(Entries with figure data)
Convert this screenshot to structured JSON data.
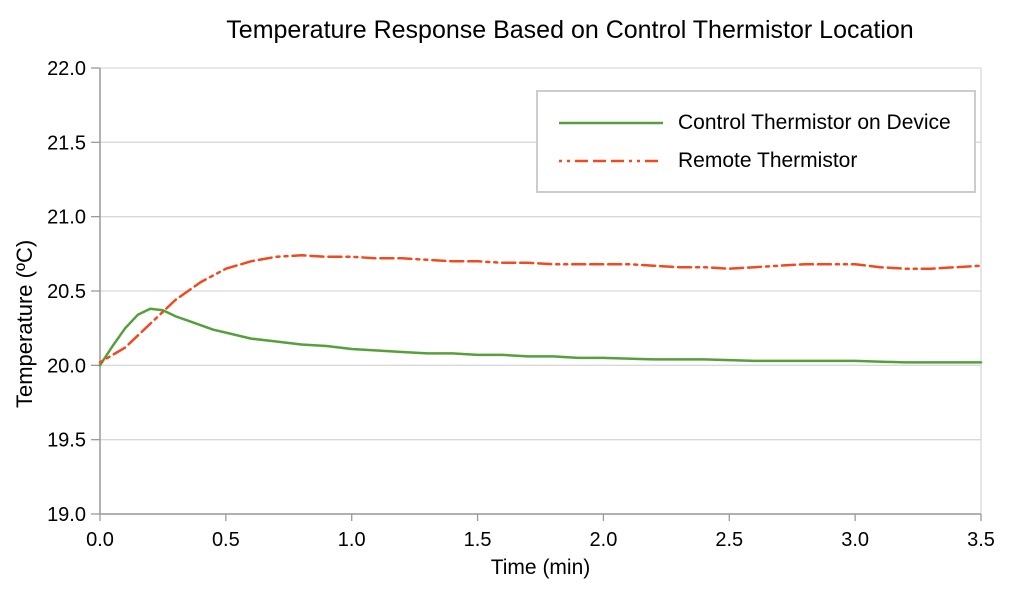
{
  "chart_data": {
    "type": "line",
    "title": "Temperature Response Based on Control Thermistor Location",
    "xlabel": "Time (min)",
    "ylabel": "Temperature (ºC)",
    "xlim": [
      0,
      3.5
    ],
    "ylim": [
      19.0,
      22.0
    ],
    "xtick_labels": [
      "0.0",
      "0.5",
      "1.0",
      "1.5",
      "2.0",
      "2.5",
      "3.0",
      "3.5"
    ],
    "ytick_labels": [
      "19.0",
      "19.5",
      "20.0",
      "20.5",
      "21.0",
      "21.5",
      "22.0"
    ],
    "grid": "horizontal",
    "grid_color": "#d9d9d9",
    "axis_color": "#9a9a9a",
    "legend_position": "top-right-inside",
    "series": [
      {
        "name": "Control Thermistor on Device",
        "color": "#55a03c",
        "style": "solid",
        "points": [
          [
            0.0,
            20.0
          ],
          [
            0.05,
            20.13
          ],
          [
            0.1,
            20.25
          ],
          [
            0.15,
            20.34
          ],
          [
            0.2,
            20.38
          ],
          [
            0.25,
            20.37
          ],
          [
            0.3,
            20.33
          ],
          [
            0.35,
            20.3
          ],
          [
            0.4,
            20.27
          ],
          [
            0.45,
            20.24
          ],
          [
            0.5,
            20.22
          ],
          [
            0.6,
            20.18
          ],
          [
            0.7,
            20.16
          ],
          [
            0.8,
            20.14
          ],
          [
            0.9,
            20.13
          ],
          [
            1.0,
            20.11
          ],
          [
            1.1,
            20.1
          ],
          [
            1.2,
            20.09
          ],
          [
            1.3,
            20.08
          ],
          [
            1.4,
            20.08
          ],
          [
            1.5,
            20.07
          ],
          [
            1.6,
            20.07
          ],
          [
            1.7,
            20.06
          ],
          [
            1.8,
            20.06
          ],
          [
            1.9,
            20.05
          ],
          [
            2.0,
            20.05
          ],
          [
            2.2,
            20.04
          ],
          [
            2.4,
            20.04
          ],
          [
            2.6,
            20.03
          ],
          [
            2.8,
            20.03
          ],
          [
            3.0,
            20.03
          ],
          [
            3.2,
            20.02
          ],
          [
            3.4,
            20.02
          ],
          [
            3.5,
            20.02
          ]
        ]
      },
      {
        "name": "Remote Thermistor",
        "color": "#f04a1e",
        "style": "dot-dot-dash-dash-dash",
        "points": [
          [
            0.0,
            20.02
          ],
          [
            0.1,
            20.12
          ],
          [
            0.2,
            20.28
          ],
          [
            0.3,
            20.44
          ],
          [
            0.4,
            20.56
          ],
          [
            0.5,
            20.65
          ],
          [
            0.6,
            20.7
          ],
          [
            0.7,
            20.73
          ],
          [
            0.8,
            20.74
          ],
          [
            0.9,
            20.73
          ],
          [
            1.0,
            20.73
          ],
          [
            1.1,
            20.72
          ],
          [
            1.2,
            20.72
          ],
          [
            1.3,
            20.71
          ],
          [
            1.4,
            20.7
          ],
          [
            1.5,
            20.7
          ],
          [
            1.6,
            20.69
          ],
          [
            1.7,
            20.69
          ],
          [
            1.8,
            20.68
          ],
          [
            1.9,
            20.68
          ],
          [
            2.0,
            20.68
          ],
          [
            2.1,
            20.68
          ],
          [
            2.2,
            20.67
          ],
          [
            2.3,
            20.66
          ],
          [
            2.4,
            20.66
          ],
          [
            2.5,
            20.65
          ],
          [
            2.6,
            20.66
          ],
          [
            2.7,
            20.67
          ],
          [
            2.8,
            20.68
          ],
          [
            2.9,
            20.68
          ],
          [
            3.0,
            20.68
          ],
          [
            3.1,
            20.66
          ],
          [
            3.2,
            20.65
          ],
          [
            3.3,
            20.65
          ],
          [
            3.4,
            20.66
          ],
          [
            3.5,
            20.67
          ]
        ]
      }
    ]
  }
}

__GIVEN EXERCISE__: Which lines of the data include "Temperature"? Copy each of them.

__OUTPUT__:
    "title": "Temperature Response Based on Control Thermistor Location",
    "ylabel": "Temperature (ºC)",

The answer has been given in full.